# The problem
Reproduce each of the lines word for word.

# Given records
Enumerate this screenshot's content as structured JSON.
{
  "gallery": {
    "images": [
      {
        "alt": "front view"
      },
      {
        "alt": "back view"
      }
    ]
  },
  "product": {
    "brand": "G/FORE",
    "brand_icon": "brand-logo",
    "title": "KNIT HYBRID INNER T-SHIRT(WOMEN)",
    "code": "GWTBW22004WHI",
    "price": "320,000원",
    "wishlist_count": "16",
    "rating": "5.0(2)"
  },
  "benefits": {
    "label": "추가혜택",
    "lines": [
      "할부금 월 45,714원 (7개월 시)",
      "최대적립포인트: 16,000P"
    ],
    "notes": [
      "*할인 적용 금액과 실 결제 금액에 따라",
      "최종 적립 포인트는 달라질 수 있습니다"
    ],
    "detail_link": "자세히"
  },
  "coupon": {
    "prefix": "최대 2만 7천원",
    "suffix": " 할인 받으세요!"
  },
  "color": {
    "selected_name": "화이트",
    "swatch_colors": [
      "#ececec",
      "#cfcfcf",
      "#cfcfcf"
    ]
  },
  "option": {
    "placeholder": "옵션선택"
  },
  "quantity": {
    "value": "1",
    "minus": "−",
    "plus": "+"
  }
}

# The completed task
Enumerate this screenshot's content as structured JSON.
{
  "gallery": {
    "images": [
      {
        "alt": "front view"
      },
      {
        "alt": "back view"
      }
    ]
  },
  "product": {
    "brand": "G/FORE",
    "brand_icon": "brand-logo",
    "title": "KNIT HYBRID INNER T-SHIRT(WOMEN)",
    "code": "GWTBW22004WHI",
    "price": "320,000원",
    "wishlist_count": "16",
    "rating": "5.0(2)"
  },
  "benefits": {
    "label": "추가혜택",
    "lines": [
      "할부금 월 45,714원 (7개월 시)",
      "최대적립포인트: 16,000P"
    ],
    "notes": [
      "*할인 적용 금액과 실 결제 금액에 따라",
      "최종 적립 포인트는 달라질 수 있습니다"
    ],
    "detail_link": "자세히"
  },
  "coupon": {
    "prefix": "최대 2만 7천원",
    "suffix": " 할인 받으세요!"
  },
  "color": {
    "selected_name": "화이트",
    "swatch_colors": [
      "#ececec",
      "#cfcfcf",
      "#cfcfcf"
    ]
  },
  "option": {
    "placeholder": "옵션선택"
  },
  "quantity": {
    "value": "1",
    "minus": "−",
    "plus": "+"
  }
}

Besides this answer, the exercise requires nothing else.